Challenge: Output all of the entries exactly as written.

Input data:
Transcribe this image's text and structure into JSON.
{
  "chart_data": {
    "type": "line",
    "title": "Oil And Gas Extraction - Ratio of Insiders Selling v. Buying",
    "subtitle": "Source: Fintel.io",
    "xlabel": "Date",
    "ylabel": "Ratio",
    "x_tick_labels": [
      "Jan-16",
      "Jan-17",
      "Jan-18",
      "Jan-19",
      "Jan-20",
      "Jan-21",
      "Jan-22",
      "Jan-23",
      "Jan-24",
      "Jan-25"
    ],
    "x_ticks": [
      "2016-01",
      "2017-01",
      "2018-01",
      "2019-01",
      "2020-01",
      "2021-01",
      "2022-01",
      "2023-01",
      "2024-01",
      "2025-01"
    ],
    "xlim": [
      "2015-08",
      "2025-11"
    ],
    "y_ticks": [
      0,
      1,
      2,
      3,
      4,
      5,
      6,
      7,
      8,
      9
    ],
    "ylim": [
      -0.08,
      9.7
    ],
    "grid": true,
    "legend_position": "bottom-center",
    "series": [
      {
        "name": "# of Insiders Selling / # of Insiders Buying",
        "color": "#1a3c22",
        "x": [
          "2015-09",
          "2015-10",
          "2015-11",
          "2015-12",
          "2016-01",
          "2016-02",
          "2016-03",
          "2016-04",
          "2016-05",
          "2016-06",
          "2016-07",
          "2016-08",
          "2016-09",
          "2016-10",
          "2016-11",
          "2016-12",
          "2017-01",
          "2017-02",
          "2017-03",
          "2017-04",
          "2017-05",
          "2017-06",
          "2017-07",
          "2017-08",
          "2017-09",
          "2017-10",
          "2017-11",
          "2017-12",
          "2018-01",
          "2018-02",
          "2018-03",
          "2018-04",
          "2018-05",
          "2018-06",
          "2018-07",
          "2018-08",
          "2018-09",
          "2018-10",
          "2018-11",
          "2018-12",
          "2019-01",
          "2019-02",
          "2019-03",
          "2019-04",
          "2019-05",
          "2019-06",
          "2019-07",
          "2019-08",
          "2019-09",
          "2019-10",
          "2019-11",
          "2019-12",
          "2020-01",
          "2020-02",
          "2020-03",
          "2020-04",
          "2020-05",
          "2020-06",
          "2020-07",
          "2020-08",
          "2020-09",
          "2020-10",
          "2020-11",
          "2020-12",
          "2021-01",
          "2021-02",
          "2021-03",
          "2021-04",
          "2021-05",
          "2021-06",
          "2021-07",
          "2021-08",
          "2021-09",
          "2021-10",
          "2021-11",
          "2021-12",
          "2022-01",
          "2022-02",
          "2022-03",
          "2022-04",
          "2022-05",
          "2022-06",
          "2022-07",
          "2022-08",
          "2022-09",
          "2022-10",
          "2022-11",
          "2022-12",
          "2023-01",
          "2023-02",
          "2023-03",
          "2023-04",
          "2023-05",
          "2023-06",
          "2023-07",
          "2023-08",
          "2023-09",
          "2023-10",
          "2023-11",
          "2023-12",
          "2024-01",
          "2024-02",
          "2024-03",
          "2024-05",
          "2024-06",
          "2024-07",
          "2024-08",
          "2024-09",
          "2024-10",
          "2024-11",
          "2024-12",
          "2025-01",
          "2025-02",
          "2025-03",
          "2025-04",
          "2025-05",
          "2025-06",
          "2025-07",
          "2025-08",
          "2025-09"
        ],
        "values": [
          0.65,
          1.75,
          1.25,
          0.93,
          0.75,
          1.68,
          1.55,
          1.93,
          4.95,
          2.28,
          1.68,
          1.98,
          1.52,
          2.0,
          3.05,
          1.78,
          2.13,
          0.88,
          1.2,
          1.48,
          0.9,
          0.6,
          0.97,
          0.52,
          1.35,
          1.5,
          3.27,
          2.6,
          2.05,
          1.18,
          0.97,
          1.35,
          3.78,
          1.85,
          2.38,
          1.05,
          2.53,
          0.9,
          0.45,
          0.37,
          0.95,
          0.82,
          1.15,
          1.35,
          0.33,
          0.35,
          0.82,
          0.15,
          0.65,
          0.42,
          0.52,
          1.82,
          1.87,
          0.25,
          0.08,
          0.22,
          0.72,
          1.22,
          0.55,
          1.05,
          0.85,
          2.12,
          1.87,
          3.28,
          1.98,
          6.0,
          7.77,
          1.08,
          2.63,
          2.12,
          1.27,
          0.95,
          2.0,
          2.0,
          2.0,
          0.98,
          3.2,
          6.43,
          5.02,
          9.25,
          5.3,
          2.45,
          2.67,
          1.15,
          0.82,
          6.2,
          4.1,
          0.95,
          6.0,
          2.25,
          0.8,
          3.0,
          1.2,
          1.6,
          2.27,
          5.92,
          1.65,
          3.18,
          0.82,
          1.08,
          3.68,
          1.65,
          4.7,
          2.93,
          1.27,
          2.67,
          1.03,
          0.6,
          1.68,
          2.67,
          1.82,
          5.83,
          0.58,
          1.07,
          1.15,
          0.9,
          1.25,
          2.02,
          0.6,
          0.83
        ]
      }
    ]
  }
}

Written response:
Transcribe this image's text and structure into JSON.
{
  "chart_data": {
    "type": "line",
    "title": "Oil And Gas Extraction - Ratio of Insiders Selling v. Buying",
    "subtitle": "Source: Fintel.io",
    "xlabel": "Date",
    "ylabel": "Ratio",
    "x_tick_labels": [
      "Jan-16",
      "Jan-17",
      "Jan-18",
      "Jan-19",
      "Jan-20",
      "Jan-21",
      "Jan-22",
      "Jan-23",
      "Jan-24",
      "Jan-25"
    ],
    "x_ticks": [
      "2016-01",
      "2017-01",
      "2018-01",
      "2019-01",
      "2020-01",
      "2021-01",
      "2022-01",
      "2023-01",
      "2024-01",
      "2025-01"
    ],
    "xlim": [
      "2015-08",
      "2025-11"
    ],
    "y_ticks": [
      0,
      1,
      2,
      3,
      4,
      5,
      6,
      7,
      8,
      9
    ],
    "ylim": [
      -0.08,
      9.7
    ],
    "grid": true,
    "legend_position": "bottom-center",
    "series": [
      {
        "name": "# of Insiders Selling / # of Insiders Buying",
        "color": "#1a3c22",
        "x": [
          "2015-09",
          "2015-10",
          "2015-11",
          "2015-12",
          "2016-01",
          "2016-02",
          "2016-03",
          "2016-04",
          "2016-05",
          "2016-06",
          "2016-07",
          "2016-08",
          "2016-09",
          "2016-10",
          "2016-11",
          "2016-12",
          "2017-01",
          "2017-02",
          "2017-03",
          "2017-04",
          "2017-05",
          "2017-06",
          "2017-07",
          "2017-08",
          "2017-09",
          "2017-10",
          "2017-11",
          "2017-12",
          "2018-01",
          "2018-02",
          "2018-03",
          "2018-04",
          "2018-05",
          "2018-06",
          "2018-07",
          "2018-08",
          "2018-09",
          "2018-10",
          "2018-11",
          "2018-12",
          "2019-01",
          "2019-02",
          "2019-03",
          "2019-04",
          "2019-05",
          "2019-06",
          "2019-07",
          "2019-08",
          "2019-09",
          "2019-10",
          "2019-11",
          "2019-12",
          "2020-01",
          "2020-02",
          "2020-03",
          "2020-04",
          "2020-05",
          "2020-06",
          "2020-07",
          "2020-08",
          "2020-09",
          "2020-10",
          "2020-11",
          "2020-12",
          "2021-01",
          "2021-02",
          "2021-03",
          "2021-04",
          "2021-05",
          "2021-06",
          "2021-07",
          "2021-08",
          "2021-09",
          "2021-10",
          "2021-11",
          "2021-12",
          "2022-01",
          "2022-02",
          "2022-03",
          "2022-04",
          "2022-05",
          "2022-06",
          "2022-07",
          "2022-08",
          "2022-09",
          "2022-10",
          "2022-11",
          "2022-12",
          "2023-01",
          "2023-02",
          "2023-03",
          "2023-04",
          "2023-05",
          "2023-06",
          "2023-07",
          "2023-08",
          "2023-09",
          "2023-10",
          "2023-11",
          "2023-12",
          "2024-01",
          "2024-02",
          "2024-03",
          "2024-05",
          "2024-06",
          "2024-07",
          "2024-08",
          "2024-09",
          "2024-10",
          "2024-11",
          "2024-12",
          "2025-01",
          "2025-02",
          "2025-03",
          "2025-04",
          "2025-05",
          "2025-06",
          "2025-07",
          "2025-08",
          "2025-09"
        ],
        "values": [
          0.65,
          1.75,
          1.25,
          0.93,
          0.75,
          1.68,
          1.55,
          1.93,
          4.95,
          2.28,
          1.68,
          1.98,
          1.52,
          2.0,
          3.05,
          1.78,
          2.13,
          0.88,
          1.2,
          1.48,
          0.9,
          0.6,
          0.97,
          0.52,
          1.35,
          1.5,
          3.27,
          2.6,
          2.05,
          1.18,
          0.97,
          1.35,
          3.78,
          1.85,
          2.38,
          1.05,
          2.53,
          0.9,
          0.45,
          0.37,
          0.95,
          0.82,
          1.15,
          1.35,
          0.33,
          0.35,
          0.82,
          0.15,
          0.65,
          0.42,
          0.52,
          1.82,
          1.87,
          0.25,
          0.08,
          0.22,
          0.72,
          1.22,
          0.55,
          1.05,
          0.85,
          2.12,
          1.87,
          3.28,
          1.98,
          6.0,
          7.77,
          1.08,
          2.63,
          2.12,
          1.27,
          0.95,
          2.0,
          2.0,
          2.0,
          0.98,
          3.2,
          6.43,
          5.02,
          9.25,
          5.3,
          2.45,
          2.67,
          1.15,
          0.82,
          6.2,
          4.1,
          0.95,
          6.0,
          2.25,
          0.8,
          3.0,
          1.2,
          1.6,
          2.27,
          5.92,
          1.65,
          3.18,
          0.82,
          1.08,
          3.68,
          1.65,
          4.7,
          2.93,
          1.27,
          2.67,
          1.03,
          0.6,
          1.68,
          2.67,
          1.82,
          5.83,
          0.58,
          1.07,
          1.15,
          0.9,
          1.25,
          2.02,
          0.6,
          0.83
        ]
      }
    ]
  }
}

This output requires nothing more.